■ **Exercise goal**
Copy out every line that contains the word "screenshot".

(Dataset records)
_ _ _ _ _ _ _

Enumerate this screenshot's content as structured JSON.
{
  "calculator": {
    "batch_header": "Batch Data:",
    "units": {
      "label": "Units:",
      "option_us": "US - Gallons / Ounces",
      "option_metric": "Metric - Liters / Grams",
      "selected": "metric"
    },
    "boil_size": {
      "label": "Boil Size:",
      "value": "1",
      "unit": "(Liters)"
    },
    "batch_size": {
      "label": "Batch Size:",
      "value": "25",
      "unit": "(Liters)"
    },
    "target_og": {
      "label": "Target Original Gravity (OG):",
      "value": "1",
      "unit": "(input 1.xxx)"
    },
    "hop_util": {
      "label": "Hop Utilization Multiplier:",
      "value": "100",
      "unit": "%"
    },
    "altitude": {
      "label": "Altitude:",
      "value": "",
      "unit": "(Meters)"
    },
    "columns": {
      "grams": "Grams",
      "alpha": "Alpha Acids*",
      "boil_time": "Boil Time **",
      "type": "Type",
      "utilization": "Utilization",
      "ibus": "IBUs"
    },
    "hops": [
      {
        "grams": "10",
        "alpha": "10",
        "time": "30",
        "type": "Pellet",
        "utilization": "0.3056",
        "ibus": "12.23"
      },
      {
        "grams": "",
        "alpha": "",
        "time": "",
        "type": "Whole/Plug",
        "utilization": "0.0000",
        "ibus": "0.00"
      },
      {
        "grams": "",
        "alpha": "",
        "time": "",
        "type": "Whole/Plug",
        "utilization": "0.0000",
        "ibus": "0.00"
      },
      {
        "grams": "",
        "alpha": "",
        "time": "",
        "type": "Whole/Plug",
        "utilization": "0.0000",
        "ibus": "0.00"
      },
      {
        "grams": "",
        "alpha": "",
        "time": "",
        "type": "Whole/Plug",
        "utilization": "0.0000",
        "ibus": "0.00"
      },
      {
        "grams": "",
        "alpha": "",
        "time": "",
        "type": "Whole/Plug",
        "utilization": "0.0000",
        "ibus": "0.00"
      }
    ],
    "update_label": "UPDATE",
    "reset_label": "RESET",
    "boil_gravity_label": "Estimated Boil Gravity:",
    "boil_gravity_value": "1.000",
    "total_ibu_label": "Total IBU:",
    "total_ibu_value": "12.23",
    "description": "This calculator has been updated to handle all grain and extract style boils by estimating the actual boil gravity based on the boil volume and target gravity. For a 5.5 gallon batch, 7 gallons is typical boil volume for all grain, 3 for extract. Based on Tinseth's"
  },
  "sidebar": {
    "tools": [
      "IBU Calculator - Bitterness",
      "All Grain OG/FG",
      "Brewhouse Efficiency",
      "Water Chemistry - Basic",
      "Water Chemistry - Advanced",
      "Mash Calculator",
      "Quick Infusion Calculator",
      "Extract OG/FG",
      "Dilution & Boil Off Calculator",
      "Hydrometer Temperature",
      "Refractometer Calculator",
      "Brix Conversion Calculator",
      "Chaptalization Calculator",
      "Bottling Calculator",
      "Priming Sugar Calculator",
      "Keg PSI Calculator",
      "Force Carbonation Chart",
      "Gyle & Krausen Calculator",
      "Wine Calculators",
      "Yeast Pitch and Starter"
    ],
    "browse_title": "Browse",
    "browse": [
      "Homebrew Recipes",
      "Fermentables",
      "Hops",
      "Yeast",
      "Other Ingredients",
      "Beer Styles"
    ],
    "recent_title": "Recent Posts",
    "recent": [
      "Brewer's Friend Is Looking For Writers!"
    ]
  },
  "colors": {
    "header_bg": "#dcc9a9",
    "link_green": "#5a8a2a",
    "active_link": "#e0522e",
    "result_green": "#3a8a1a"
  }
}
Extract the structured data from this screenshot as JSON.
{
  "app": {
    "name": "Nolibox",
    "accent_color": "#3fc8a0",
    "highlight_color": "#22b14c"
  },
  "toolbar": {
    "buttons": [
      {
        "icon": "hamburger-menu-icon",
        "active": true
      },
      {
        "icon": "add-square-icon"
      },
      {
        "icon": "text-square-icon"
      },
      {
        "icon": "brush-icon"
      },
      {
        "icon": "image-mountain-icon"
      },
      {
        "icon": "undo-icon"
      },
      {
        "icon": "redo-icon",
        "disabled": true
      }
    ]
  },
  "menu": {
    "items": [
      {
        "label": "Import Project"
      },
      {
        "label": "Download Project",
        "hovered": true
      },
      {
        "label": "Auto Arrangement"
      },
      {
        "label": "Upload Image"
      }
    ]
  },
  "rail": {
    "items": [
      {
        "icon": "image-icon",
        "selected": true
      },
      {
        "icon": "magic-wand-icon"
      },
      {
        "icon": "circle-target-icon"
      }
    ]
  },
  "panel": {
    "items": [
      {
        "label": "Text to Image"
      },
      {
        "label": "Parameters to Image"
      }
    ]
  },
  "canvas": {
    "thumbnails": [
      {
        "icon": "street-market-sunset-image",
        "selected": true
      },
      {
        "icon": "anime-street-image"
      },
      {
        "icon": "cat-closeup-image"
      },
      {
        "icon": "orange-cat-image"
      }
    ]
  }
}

_ _ _ _ _ _ _

■ **Exercise answer**
Enumerate this screenshot's content as structured JSON.
Extract the structured data from this screenshot as JSON.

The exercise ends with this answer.